--- The problem ---
In the listing that follows, count the lines holding the word "LECs" and report only that number.

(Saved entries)
====

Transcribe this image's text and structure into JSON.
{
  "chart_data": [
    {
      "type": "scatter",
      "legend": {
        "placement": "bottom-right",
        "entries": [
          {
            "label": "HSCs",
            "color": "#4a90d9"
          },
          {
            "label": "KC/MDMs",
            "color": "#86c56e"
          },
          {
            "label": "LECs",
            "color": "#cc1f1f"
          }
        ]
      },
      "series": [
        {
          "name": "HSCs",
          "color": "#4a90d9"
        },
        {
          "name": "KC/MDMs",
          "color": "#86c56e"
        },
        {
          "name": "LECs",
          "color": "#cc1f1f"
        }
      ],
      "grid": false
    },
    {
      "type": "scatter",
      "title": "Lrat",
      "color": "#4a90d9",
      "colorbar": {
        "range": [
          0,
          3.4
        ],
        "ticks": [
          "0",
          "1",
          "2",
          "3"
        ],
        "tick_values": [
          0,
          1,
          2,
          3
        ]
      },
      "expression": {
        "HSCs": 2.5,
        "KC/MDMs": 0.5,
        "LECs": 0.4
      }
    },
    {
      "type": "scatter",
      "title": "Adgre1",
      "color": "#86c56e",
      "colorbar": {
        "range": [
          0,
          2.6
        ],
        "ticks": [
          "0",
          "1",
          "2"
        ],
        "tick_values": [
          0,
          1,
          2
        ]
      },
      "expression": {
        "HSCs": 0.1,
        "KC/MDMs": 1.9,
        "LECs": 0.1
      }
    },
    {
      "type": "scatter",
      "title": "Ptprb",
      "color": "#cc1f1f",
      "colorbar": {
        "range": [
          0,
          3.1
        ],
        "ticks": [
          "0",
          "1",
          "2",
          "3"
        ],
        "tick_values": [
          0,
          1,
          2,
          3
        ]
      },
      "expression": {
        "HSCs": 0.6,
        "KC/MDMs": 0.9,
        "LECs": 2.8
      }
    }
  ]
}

====

--- Finished task ---
5